### What is needed
Leave out any pictures and transcribe all other data below exactly.

═══ Records for this exercise

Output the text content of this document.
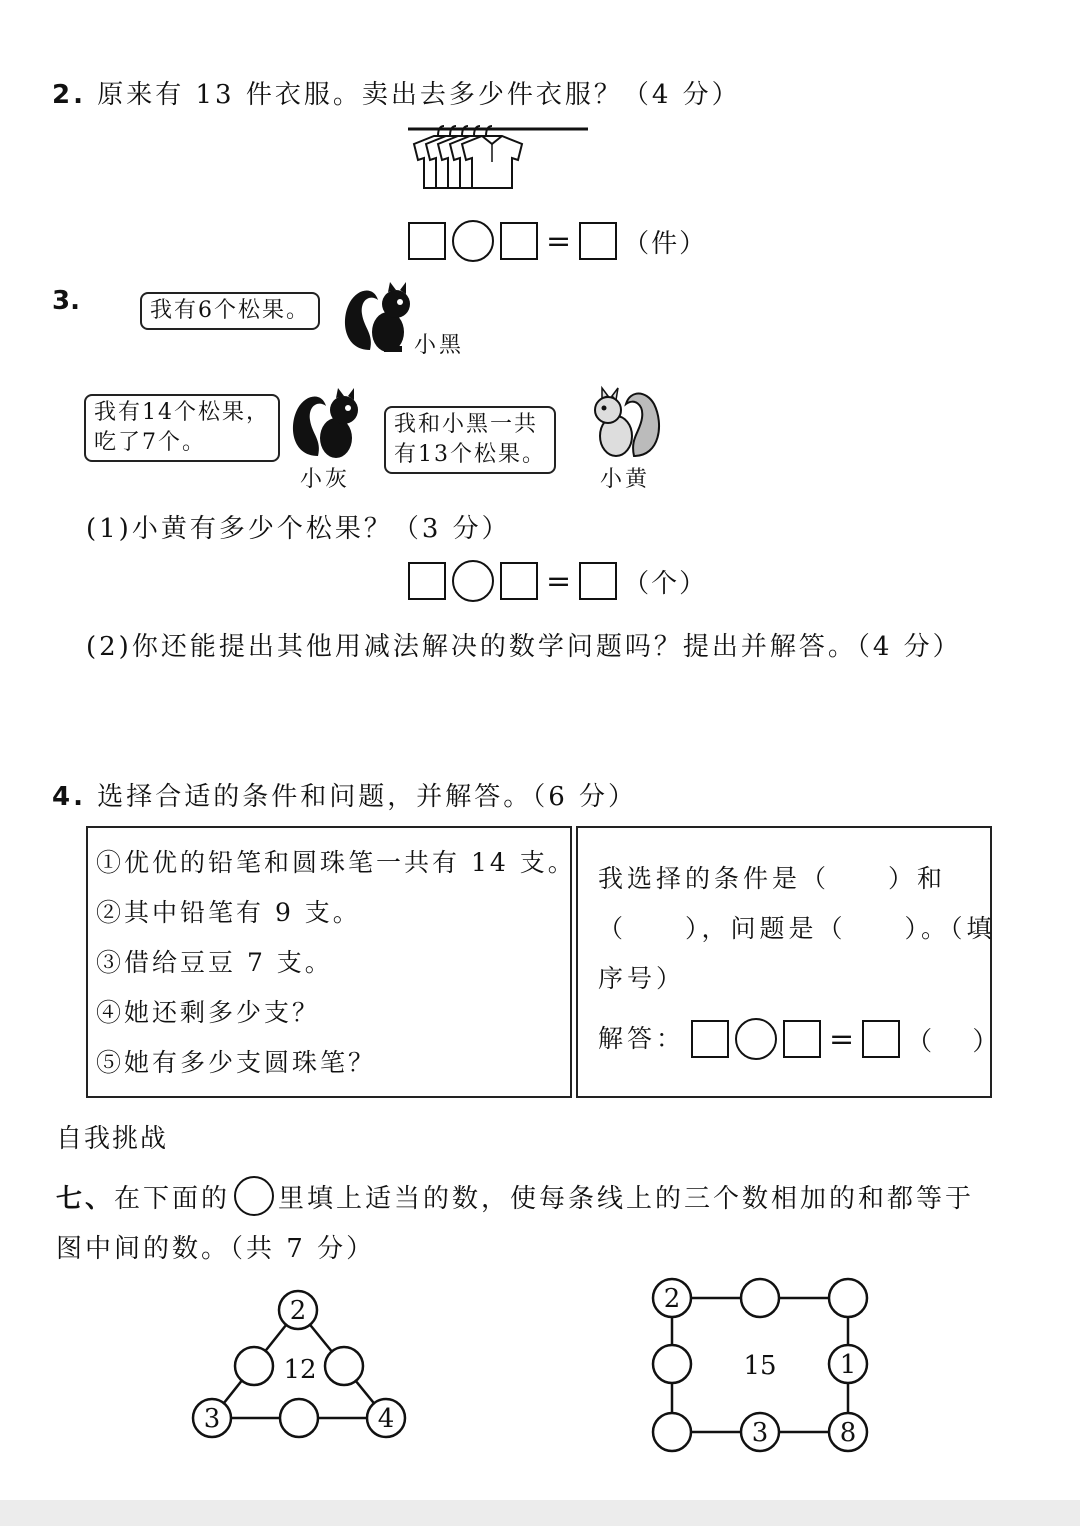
2. 原来有 13 件衣服。卖出去多少件衣服？（4 分）
= （件）
3.	我有6个松果。
小黑
我有14个松果，
吃了7个。
小灰
我和小黑一共
有13个松果。
小黄
(1)小黄有多少个松果？（3 分）
= （个）
(2)你还能提出其他用减法解决的数学问题吗？提出并解答。（4 分）
4. 选择合适的条件和问题，并解答。（6 分）
①优优的铅笔和圆珠笔一共有 14 支。
②其中铅笔有 9 支。
③借给豆豆 7 支。
④她还剩多少支？
⑤她有多少支圆珠笔？
我选择的条件是（　　）和
（　　），问题是（　　）。（填
序号）
解答：	= （　 ）
自我挑战
七、 在下面的 里填上适当的数，使每条线上的三个数相加的和都等于
图中间的数。（共 7 分）
2
3	4
12
2
1
3	8
15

══════

### Task response
Output the text content of this document.
2. 原来有 13 件衣服。卖出去多少件衣服？（4 分）
= （件）
3.	我有6个松果。
小黑
我有14个松果，
吃了7个。
小灰
我和小黑一共
有13个松果。
小黄
(1)小黄有多少个松果？（3 分）
= （个）
(2)你还能提出其他用减法解决的数学问题吗？提出并解答。（4 分）
4. 选择合适的条件和问题，并解答。（6 分）
①优优的铅笔和圆珠笔一共有 14 支。
②其中铅笔有 9 支。
③借给豆豆 7 支。
④她还剩多少支？
⑤她有多少支圆珠笔？
我选择的条件是（　　）和
（　　），问题是（　　）。（填
序号）
解答：	= （　 ）
自我挑战
七、 在下面的 里填上适当的数，使每条线上的三个数相加的和都等于
图中间的数。（共 7 分）
2
3	4
12
2
1
3	8
15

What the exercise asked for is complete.